> _Set problem_: How many lines of these records hold the string "قاله"? Reply with the number alone.

> _Recorded data_:
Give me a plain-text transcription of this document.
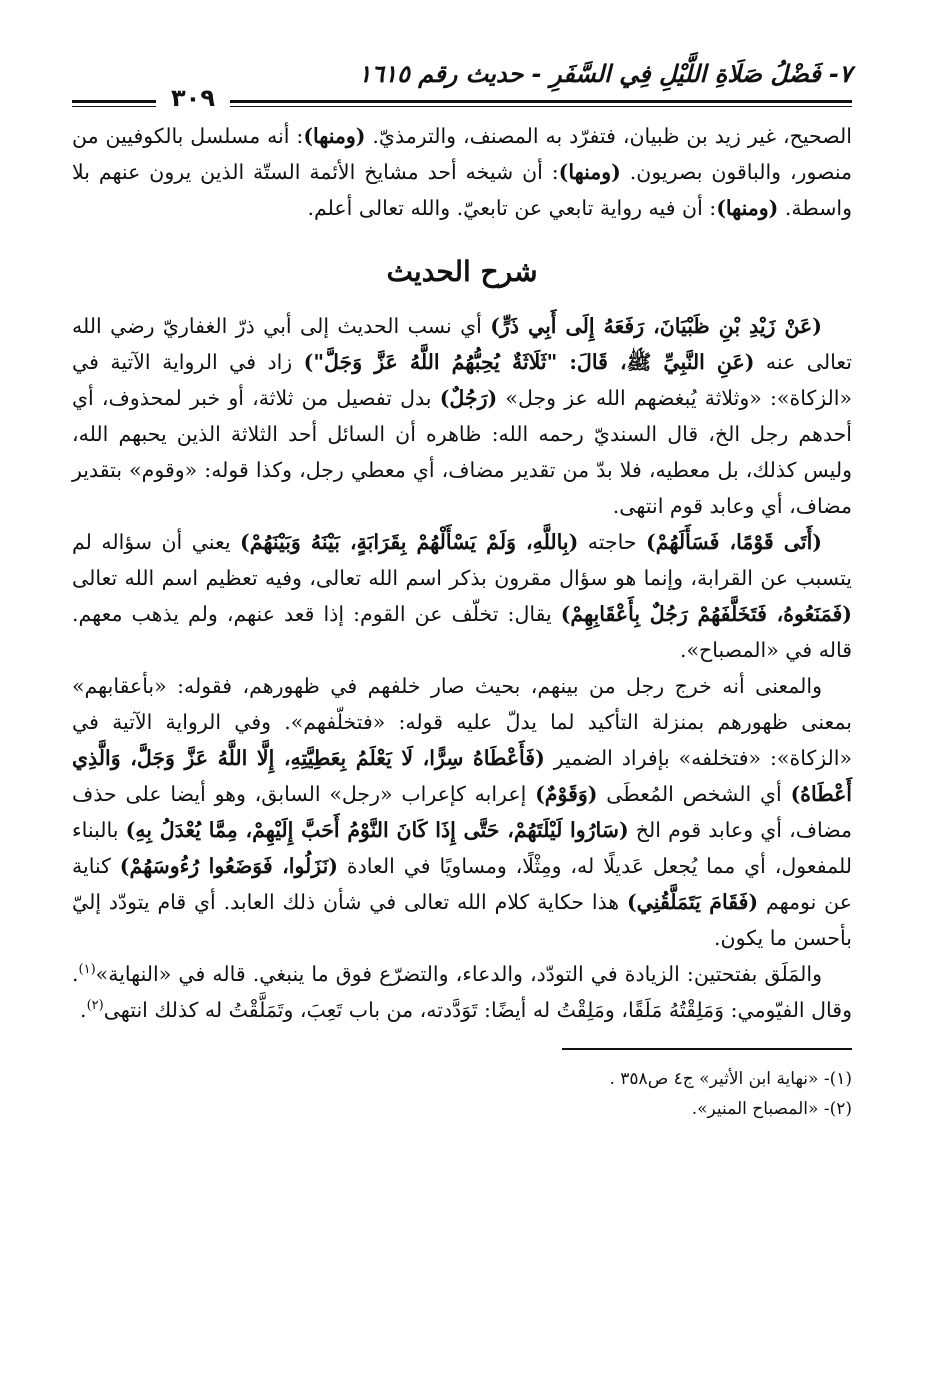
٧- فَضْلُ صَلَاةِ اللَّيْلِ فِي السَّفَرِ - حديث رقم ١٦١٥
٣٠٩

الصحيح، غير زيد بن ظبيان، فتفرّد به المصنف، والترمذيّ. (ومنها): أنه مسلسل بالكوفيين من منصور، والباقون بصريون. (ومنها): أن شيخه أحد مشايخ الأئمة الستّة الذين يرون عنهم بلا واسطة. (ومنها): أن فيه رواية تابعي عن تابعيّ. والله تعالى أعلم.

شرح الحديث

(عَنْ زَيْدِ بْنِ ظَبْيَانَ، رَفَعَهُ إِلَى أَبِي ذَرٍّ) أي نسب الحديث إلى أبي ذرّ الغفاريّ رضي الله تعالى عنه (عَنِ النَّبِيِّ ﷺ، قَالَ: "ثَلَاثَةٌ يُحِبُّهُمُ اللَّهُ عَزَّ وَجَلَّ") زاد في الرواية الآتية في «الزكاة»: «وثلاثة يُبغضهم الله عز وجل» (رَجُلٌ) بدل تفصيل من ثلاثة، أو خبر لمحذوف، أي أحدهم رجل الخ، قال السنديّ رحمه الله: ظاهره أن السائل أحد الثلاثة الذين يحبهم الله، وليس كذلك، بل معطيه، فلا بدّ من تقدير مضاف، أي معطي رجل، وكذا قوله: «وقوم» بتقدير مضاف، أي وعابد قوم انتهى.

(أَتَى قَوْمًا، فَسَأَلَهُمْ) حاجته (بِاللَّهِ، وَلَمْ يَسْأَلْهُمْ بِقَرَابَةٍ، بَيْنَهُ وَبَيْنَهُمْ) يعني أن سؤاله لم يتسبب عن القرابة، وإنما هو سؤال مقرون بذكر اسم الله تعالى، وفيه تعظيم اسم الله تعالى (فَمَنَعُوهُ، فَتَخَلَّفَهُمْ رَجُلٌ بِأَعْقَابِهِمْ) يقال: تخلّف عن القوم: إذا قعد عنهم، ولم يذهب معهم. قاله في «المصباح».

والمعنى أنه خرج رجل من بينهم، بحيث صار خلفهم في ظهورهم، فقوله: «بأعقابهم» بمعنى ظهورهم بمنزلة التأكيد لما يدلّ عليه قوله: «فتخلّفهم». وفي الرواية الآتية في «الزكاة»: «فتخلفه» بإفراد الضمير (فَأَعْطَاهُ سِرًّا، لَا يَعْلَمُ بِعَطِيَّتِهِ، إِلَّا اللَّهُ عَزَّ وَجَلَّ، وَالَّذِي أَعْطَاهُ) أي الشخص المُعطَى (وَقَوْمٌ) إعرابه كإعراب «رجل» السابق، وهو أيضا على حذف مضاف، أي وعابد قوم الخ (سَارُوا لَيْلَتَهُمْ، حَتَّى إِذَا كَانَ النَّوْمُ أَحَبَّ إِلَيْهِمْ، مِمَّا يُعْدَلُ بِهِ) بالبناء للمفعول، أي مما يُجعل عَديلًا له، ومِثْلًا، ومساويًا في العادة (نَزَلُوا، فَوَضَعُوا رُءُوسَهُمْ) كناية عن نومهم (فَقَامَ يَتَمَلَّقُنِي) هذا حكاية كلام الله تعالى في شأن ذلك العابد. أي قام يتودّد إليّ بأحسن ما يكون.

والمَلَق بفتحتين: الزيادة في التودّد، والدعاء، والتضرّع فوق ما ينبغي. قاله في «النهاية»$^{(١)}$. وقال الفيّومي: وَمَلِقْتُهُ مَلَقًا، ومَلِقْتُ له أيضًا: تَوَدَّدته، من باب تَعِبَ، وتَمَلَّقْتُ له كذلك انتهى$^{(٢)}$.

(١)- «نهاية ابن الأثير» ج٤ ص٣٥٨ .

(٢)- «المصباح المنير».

> _Right answer_: 2